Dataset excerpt
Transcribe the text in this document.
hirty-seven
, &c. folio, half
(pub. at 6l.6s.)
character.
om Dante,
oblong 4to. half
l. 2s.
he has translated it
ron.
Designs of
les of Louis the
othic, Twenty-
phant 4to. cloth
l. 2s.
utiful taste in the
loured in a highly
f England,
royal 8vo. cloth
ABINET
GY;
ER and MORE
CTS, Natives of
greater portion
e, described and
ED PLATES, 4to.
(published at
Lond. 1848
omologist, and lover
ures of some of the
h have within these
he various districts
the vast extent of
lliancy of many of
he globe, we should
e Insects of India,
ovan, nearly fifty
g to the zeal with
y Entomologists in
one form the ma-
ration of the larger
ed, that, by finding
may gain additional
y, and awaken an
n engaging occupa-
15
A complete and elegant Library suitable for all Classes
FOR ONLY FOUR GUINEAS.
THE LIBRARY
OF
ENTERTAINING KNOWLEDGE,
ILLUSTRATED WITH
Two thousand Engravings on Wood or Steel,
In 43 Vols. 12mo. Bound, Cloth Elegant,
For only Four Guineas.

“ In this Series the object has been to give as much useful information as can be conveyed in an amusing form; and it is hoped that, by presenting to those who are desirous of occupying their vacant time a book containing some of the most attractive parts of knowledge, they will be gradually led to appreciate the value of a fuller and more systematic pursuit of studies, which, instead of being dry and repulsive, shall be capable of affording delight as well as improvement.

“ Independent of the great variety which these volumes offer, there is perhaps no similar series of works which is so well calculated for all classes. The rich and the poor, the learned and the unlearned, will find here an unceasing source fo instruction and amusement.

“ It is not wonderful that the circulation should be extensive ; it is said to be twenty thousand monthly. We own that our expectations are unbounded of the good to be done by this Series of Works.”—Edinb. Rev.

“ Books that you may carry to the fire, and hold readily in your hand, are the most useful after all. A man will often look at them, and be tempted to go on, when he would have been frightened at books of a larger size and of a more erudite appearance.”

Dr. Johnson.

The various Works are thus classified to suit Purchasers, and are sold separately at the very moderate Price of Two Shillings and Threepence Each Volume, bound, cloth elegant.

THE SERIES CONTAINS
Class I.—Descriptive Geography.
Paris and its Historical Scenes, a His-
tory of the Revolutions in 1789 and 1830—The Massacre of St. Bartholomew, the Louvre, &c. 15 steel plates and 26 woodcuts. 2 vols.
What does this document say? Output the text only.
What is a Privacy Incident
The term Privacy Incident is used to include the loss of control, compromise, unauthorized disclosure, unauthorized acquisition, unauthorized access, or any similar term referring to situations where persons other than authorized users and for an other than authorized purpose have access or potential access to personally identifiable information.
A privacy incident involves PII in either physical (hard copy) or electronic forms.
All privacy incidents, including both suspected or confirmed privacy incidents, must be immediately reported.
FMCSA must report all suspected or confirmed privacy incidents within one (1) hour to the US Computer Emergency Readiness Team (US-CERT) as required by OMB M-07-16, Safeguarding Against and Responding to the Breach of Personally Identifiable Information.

» **DIRECTIONS**
How many of the lines above include the word "most"? Respond with the number alone.

» **CORRECT RESULT**
2